:: WORK REQUIRED ::
Transcribe the data in full and exactly, omitting any pictures.

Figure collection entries
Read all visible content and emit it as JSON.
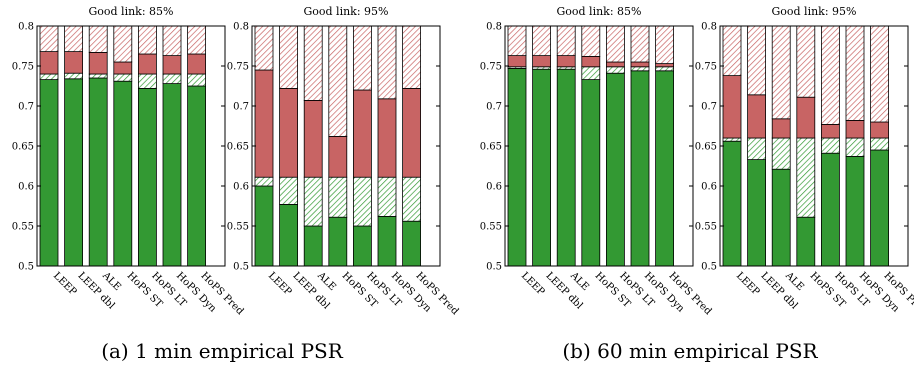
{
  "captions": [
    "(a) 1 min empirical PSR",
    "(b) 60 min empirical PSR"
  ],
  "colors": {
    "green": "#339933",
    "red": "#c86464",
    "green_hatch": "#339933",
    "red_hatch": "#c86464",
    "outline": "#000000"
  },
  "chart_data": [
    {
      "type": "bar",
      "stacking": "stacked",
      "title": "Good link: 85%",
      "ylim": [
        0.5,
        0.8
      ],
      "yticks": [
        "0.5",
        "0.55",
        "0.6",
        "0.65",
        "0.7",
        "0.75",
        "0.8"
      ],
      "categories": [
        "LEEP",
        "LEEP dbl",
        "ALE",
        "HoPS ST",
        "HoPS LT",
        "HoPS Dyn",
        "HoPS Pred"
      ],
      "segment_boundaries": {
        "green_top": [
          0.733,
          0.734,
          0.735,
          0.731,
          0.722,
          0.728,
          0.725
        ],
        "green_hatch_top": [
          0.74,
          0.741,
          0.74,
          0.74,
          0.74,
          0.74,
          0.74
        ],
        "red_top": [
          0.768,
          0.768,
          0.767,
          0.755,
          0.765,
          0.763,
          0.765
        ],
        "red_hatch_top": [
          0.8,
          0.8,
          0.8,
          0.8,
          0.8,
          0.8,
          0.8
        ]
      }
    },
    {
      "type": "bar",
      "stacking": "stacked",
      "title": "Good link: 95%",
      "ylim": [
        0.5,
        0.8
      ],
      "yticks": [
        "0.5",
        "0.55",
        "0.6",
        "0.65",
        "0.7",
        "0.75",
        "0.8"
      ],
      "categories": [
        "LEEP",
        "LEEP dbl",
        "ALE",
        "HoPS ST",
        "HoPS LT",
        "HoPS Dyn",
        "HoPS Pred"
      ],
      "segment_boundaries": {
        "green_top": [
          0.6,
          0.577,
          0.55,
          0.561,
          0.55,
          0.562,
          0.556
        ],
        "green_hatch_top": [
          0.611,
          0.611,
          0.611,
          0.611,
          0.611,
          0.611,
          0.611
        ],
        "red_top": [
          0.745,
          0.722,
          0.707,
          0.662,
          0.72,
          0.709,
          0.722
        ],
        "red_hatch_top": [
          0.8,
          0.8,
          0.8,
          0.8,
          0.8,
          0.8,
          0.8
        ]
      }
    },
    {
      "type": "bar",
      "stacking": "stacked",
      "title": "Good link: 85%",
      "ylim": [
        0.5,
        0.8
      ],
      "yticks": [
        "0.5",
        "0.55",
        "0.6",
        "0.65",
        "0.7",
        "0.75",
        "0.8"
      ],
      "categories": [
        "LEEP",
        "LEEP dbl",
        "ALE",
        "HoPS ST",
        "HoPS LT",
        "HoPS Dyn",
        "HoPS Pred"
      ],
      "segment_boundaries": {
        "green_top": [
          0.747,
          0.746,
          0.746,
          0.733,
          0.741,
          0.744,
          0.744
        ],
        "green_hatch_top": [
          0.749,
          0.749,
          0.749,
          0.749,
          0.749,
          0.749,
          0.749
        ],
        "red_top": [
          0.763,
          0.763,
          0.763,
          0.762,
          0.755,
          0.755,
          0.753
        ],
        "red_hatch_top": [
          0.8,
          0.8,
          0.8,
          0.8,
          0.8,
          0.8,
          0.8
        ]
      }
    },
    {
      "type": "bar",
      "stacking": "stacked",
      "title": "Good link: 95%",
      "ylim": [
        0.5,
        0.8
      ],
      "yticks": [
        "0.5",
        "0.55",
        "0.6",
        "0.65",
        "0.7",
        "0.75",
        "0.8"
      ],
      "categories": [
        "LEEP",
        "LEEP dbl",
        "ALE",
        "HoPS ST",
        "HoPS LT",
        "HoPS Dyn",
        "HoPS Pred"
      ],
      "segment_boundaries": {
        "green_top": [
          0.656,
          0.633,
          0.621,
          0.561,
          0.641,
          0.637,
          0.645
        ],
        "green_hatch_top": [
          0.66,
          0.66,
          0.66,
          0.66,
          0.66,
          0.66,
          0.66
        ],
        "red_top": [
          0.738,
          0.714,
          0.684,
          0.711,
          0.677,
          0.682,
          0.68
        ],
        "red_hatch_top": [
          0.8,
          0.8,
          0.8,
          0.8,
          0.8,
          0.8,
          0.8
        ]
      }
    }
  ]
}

:: WRITTEN ANSWER ::
Read all visible content and emit it as JSON.
{
  "captions": [
    "(a) 1 min empirical PSR",
    "(b) 60 min empirical PSR"
  ],
  "colors": {
    "green": "#339933",
    "red": "#c86464",
    "green_hatch": "#339933",
    "red_hatch": "#c86464",
    "outline": "#000000"
  },
  "chart_data": [
    {
      "type": "bar",
      "stacking": "stacked",
      "title": "Good link: 85%",
      "ylim": [
        0.5,
        0.8
      ],
      "yticks": [
        "0.5",
        "0.55",
        "0.6",
        "0.65",
        "0.7",
        "0.75",
        "0.8"
      ],
      "categories": [
        "LEEP",
        "LEEP dbl",
        "ALE",
        "HoPS ST",
        "HoPS LT",
        "HoPS Dyn",
        "HoPS Pred"
      ],
      "segment_boundaries": {
        "green_top": [
          0.733,
          0.734,
          0.735,
          0.731,
          0.722,
          0.728,
          0.725
        ],
        "green_hatch_top": [
          0.74,
          0.741,
          0.74,
          0.74,
          0.74,
          0.74,
          0.74
        ],
        "red_top": [
          0.768,
          0.768,
          0.767,
          0.755,
          0.765,
          0.763,
          0.765
        ],
        "red_hatch_top": [
          0.8,
          0.8,
          0.8,
          0.8,
          0.8,
          0.8,
          0.8
        ]
      }
    },
    {
      "type": "bar",
      "stacking": "stacked",
      "title": "Good link: 95%",
      "ylim": [
        0.5,
        0.8
      ],
      "yticks": [
        "0.5",
        "0.55",
        "0.6",
        "0.65",
        "0.7",
        "0.75",
        "0.8"
      ],
      "categories": [
        "LEEP",
        "LEEP dbl",
        "ALE",
        "HoPS ST",
        "HoPS LT",
        "HoPS Dyn",
        "HoPS Pred"
      ],
      "segment_boundaries": {
        "green_top": [
          0.6,
          0.577,
          0.55,
          0.561,
          0.55,
          0.562,
          0.556
        ],
        "green_hatch_top": [
          0.611,
          0.611,
          0.611,
          0.611,
          0.611,
          0.611,
          0.611
        ],
        "red_top": [
          0.745,
          0.722,
          0.707,
          0.662,
          0.72,
          0.709,
          0.722
        ],
        "red_hatch_top": [
          0.8,
          0.8,
          0.8,
          0.8,
          0.8,
          0.8,
          0.8
        ]
      }
    },
    {
      "type": "bar",
      "stacking": "stacked",
      "title": "Good link: 85%",
      "ylim": [
        0.5,
        0.8
      ],
      "yticks": [
        "0.5",
        "0.55",
        "0.6",
        "0.65",
        "0.7",
        "0.75",
        "0.8"
      ],
      "categories": [
        "LEEP",
        "LEEP dbl",
        "ALE",
        "HoPS ST",
        "HoPS LT",
        "HoPS Dyn",
        "HoPS Pred"
      ],
      "segment_boundaries": {
        "green_top": [
          0.747,
          0.746,
          0.746,
          0.733,
          0.741,
          0.744,
          0.744
        ],
        "green_hatch_top": [
          0.749,
          0.749,
          0.749,
          0.749,
          0.749,
          0.749,
          0.749
        ],
        "red_top": [
          0.763,
          0.763,
          0.763,
          0.762,
          0.755,
          0.755,
          0.753
        ],
        "red_hatch_top": [
          0.8,
          0.8,
          0.8,
          0.8,
          0.8,
          0.8,
          0.8
        ]
      }
    },
    {
      "type": "bar",
      "stacking": "stacked",
      "title": "Good link: 95%",
      "ylim": [
        0.5,
        0.8
      ],
      "yticks": [
        "0.5",
        "0.55",
        "0.6",
        "0.65",
        "0.7",
        "0.75",
        "0.8"
      ],
      "categories": [
        "LEEP",
        "LEEP dbl",
        "ALE",
        "HoPS ST",
        "HoPS LT",
        "HoPS Dyn",
        "HoPS Pred"
      ],
      "segment_boundaries": {
        "green_top": [
          0.656,
          0.633,
          0.621,
          0.561,
          0.641,
          0.637,
          0.645
        ],
        "green_hatch_top": [
          0.66,
          0.66,
          0.66,
          0.66,
          0.66,
          0.66,
          0.66
        ],
        "red_top": [
          0.738,
          0.714,
          0.684,
          0.711,
          0.677,
          0.682,
          0.68
        ],
        "red_hatch_top": [
          0.8,
          0.8,
          0.8,
          0.8,
          0.8,
          0.8,
          0.8
        ]
      }
    }
  ]
}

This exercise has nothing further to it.